» What is being asked
Could you print all the entries exactly?

####################

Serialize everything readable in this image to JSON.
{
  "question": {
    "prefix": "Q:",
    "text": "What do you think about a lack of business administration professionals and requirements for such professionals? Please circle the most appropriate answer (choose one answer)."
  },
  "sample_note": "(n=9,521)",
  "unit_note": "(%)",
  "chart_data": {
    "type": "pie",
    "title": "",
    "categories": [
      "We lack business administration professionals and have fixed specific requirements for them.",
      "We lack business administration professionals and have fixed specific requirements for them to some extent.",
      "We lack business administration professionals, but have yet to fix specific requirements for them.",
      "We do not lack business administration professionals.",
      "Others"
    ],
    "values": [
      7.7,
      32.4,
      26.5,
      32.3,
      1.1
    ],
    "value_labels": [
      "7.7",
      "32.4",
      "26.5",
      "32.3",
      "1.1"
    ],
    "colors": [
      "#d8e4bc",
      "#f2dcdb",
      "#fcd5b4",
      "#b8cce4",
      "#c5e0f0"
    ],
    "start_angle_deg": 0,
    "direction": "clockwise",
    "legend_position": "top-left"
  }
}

####################

» Result
Serialize everything readable in this image to JSON.
{
  "question": {
    "prefix": "Q:",
    "text": "What do you think about a lack of business administration professionals and requirements for such professionals? Please circle the most appropriate answer (choose one answer)."
  },
  "sample_note": "(n=9,521)",
  "unit_note": "(%)",
  "chart_data": {
    "type": "pie",
    "title": "",
    "categories": [
      "We lack business administration professionals and have fixed specific requirements for them.",
      "We lack business administration professionals and have fixed specific requirements for them to some extent.",
      "We lack business administration professionals, but have yet to fix specific requirements for them.",
      "We do not lack business administration professionals.",
      "Others"
    ],
    "values": [
      7.7,
      32.4,
      26.5,
      32.3,
      1.1
    ],
    "value_labels": [
      "7.7",
      "32.4",
      "26.5",
      "32.3",
      "1.1"
    ],
    "colors": [
      "#d8e4bc",
      "#f2dcdb",
      "#fcd5b4",
      "#b8cce4",
      "#c5e0f0"
    ],
    "start_angle_deg": 0,
    "direction": "clockwise",
    "legend_position": "top-left"
  }
}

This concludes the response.